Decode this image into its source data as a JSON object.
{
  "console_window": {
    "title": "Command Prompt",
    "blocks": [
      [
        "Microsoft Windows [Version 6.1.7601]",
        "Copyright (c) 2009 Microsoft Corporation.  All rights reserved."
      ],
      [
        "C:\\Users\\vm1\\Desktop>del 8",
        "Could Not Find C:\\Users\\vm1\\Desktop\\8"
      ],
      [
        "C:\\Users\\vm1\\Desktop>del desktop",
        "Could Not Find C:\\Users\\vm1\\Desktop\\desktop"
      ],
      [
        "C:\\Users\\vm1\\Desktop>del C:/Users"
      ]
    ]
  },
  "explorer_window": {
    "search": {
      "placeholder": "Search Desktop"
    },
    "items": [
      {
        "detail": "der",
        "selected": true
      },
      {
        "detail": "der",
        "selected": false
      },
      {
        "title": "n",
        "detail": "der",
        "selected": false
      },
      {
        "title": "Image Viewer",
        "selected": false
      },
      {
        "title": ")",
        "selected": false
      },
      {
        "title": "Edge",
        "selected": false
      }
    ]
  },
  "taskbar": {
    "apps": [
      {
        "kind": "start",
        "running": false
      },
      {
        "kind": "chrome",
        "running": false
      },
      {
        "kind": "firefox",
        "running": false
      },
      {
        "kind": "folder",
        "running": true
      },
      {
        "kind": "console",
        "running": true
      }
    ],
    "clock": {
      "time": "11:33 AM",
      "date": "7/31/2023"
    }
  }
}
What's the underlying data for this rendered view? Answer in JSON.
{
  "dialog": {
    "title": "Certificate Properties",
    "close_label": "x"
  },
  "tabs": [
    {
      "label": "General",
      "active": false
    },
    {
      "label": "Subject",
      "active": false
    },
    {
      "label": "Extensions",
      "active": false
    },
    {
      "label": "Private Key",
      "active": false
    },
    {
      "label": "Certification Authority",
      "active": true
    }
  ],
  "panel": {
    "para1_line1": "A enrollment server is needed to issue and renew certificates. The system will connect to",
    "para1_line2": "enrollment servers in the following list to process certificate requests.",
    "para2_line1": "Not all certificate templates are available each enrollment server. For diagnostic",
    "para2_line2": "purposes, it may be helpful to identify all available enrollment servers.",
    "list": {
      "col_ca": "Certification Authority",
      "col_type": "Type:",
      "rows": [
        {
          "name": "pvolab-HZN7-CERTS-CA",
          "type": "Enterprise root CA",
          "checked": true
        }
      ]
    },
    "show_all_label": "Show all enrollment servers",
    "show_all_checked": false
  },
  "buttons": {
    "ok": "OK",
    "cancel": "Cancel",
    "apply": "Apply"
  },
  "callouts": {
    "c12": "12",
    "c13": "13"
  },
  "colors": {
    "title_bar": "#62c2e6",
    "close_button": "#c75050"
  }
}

■ ■ ■

* [Short exercise] Take the entries above and copy them out exactly.

* [Task output]
Decode this image into its source data as a JSON object.
{
  "console_window": {
    "title": "Command Prompt",
    "blocks": [
      [
        "Microsoft Windows [Version 6.1.7601]",
        "Copyright (c) 2009 Microsoft Corporation.  All rights reserved."
      ],
      [
        "C:\\Users\\vm1\\Desktop>del 8",
        "Could Not Find C:\\Users\\vm1\\Desktop\\8"
      ],
      [
        "C:\\Users\\vm1\\Desktop>del desktop",
        "Could Not Find C:\\Users\\vm1\\Desktop\\desktop"
      ],
      [
        "C:\\Users\\vm1\\Desktop>del C:/Users"
      ]
    ]
  },
  "explorer_window": {
    "search": {
      "placeholder": "Search Desktop"
    },
    "items": [
      {
        "detail": "der",
        "selected": true
      },
      {
        "detail": "der",
        "selected": false
      },
      {
        "title": "n",
        "detail": "der",
        "selected": false
      },
      {
        "title": "Image Viewer",
        "selected": false
      },
      {
        "title": ")",
        "selected": false
      },
      {
        "title": "Edge",
        "selected": false
      }
    ]
  },
  "taskbar": {
    "apps": [
      {
        "kind": "start",
        "running": false
      },
      {
        "kind": "chrome",
        "running": false
      },
      {
        "kind": "firefox",
        "running": false
      },
      {
        "kind": "folder",
        "running": true
      },
      {
        "kind": "console",
        "running": true
      }
    ],
    "clock": {
      "time": "11:33 AM",
      "date": "7/31/2023"
    }
  }
}
What's the underlying data for this rendered view? Answer in JSON.
{
  "dialog": {
    "title": "Certificate Properties",
    "close_label": "x"
  },
  "tabs": [
    {
      "label": "General",
      "active": false
    },
    {
      "label": "Subject",
      "active": false
    },
    {
      "label": "Extensions",
      "active": false
    },
    {
      "label": "Private Key",
      "active": false
    },
    {
      "label": "Certification Authority",
      "active": true
    }
  ],
  "panel": {
    "para1_line1": "A enrollment server is needed to issue and renew certificates. The system will connect to",
    "para1_line2": "enrollment servers in the following list to process certificate requests.",
    "para2_line1": "Not all certificate templates are available each enrollment server. For diagnostic",
    "para2_line2": "purposes, it may be helpful to identify all available enrollment servers.",
    "list": {
      "col_ca": "Certification Authority",
      "col_type": "Type:",
      "rows": [
        {
          "name": "pvolab-HZN7-CERTS-CA",
          "type": "Enterprise root CA",
          "checked": true
        }
      ]
    },
    "show_all_label": "Show all enrollment servers",
    "show_all_checked": false
  },
  "buttons": {
    "ok": "OK",
    "cancel": "Cancel",
    "apply": "Apply"
  },
  "callouts": {
    "c12": "12",
    "c13": "13"
  },
  "colors": {
    "title_bar": "#62c2e6",
    "close_button": "#c75050"
  }
}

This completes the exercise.